Update the records from their first line through the line containing "Bar [282, 391, 307, 398]", inclusive, replacing every "Bar" with "Column" and leaving everything else unchanged. Return only those lines.

#### RECORD EXCERPTS
━━━━━━━━

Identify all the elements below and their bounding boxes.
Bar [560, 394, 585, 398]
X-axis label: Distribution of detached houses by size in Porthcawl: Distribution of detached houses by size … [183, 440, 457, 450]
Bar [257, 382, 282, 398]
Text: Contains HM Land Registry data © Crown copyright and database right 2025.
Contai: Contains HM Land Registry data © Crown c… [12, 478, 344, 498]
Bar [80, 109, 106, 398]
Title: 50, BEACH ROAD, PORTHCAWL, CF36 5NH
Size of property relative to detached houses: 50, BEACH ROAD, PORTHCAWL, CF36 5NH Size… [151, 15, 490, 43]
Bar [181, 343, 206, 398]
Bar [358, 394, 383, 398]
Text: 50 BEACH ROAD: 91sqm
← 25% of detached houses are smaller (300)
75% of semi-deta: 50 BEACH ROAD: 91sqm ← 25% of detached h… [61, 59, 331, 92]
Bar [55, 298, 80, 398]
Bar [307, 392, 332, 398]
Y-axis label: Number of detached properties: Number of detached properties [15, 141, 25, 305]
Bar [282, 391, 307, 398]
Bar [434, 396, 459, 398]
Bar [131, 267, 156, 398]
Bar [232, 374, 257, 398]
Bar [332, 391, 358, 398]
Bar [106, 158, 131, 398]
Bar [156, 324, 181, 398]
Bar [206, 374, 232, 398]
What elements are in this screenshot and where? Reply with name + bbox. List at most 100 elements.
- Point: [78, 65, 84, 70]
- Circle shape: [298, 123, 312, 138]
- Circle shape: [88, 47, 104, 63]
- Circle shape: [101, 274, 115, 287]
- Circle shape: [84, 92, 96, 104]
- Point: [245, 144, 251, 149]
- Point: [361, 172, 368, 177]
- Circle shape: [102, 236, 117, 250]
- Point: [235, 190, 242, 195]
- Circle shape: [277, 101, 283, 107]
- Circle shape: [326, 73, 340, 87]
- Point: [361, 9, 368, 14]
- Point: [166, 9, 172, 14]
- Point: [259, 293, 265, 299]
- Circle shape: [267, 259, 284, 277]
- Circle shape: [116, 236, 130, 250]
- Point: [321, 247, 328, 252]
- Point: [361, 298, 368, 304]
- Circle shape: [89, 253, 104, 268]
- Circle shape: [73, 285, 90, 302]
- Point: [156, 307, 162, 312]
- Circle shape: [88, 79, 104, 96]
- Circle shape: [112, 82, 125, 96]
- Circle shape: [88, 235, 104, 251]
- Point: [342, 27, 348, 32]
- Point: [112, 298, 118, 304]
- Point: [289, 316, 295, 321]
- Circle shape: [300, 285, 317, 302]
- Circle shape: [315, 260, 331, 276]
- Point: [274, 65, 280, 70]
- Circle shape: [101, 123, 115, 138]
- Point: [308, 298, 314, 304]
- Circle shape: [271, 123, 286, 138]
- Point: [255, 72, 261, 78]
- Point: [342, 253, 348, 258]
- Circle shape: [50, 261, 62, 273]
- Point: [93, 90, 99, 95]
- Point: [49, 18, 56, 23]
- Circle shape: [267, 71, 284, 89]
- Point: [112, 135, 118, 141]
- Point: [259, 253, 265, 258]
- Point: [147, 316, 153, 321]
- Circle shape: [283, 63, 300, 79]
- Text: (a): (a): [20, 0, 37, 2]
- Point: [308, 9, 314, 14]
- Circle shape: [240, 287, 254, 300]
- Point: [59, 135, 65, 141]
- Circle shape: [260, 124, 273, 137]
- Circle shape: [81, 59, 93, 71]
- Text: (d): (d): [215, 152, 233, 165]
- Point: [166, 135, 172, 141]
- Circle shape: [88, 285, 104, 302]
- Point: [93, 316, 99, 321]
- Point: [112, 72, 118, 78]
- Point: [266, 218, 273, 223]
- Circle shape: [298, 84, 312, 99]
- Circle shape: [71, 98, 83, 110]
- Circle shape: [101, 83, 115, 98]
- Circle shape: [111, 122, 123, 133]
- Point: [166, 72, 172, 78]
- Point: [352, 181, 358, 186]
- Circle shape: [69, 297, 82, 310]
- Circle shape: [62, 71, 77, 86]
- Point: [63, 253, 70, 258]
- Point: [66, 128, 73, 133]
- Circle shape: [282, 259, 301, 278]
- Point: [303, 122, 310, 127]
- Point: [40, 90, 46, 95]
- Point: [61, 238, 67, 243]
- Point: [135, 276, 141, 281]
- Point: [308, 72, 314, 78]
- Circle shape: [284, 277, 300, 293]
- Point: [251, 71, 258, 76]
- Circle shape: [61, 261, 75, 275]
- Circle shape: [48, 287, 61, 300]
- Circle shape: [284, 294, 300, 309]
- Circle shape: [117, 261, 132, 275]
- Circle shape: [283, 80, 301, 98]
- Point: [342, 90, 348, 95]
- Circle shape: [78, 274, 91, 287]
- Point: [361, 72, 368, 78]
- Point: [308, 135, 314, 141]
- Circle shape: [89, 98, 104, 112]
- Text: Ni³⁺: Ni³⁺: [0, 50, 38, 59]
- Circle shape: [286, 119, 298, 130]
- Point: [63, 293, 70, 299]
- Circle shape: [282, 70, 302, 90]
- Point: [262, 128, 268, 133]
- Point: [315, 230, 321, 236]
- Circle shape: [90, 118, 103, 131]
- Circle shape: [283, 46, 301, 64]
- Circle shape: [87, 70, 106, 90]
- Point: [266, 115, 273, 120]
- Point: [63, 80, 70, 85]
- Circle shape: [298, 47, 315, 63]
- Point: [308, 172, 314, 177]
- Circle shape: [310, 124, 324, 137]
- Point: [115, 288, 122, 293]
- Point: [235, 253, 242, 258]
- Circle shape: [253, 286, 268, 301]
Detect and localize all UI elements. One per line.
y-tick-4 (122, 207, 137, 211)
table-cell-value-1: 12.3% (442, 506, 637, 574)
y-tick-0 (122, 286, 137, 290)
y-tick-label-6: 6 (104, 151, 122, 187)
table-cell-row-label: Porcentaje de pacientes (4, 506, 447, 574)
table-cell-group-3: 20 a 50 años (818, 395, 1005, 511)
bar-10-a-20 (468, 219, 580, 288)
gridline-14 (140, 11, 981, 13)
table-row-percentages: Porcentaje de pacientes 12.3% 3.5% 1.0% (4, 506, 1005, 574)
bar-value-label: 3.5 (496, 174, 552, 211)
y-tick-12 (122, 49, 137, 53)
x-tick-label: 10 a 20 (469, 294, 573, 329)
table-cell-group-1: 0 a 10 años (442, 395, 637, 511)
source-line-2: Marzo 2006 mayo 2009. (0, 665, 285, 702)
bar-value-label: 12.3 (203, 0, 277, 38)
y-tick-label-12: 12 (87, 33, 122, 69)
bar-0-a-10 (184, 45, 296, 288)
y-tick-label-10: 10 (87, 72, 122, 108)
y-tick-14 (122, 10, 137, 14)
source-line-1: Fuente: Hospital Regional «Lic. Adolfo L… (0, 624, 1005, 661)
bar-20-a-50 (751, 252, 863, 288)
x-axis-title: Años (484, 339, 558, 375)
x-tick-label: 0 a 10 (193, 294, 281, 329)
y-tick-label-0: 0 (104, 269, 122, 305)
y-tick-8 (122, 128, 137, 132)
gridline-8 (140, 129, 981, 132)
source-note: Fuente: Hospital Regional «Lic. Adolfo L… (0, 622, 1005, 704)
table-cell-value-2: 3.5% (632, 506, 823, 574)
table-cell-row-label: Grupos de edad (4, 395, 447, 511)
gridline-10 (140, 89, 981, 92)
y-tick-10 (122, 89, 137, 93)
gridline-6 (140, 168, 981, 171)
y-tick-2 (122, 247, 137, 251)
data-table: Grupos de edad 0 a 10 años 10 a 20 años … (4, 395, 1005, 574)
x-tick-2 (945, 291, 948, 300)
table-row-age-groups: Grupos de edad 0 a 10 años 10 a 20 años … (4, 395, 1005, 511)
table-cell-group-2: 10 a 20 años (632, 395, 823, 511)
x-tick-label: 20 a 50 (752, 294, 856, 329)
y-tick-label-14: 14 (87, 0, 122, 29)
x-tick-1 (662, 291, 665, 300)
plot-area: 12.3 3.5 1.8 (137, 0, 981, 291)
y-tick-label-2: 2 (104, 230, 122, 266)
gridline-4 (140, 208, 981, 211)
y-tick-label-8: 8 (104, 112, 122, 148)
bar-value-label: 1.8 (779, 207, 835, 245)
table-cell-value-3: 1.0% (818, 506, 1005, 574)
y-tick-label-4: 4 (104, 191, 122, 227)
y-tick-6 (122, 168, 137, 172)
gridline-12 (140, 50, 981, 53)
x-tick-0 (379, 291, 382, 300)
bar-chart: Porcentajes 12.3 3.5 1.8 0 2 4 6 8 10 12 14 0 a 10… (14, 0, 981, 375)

━━━━━━━━

#### RESULT BELOW
Identify all the elements below and their bounding boxes.
Column [560, 394, 585, 398]
X-axis label: Distribution of detached houses by size in Porthcawl: Distribution of detached houses by size … [183, 440, 457, 450]
Column [257, 382, 282, 398]
Text: Contains HM Land Registry data © Crown copyright and database right 2025.
Contai: Contains HM Land Registry data © Crown c… [12, 478, 344, 498]
Column [80, 109, 106, 398]
Title: 50, BEACH ROAD, PORTHCAWL, CF36 5NH
Size of property relative to detached houses: 50, BEACH ROAD, PORTHCAWL, CF36 5NH Size… [151, 15, 490, 43]
Column [181, 343, 206, 398]
Column [358, 394, 383, 398]
Text: 50 BEACH ROAD: 91sqm
← 25% of detached houses are smaller (300)
75% of semi-deta: 50 BEACH ROAD: 91sqm ← 25% of detached h… [61, 59, 331, 92]
Column [55, 298, 80, 398]
Column [307, 392, 332, 398]
Y-axis label: Number of detached properties: Number of detached properties [15, 141, 25, 305]
Column [282, 391, 307, 398]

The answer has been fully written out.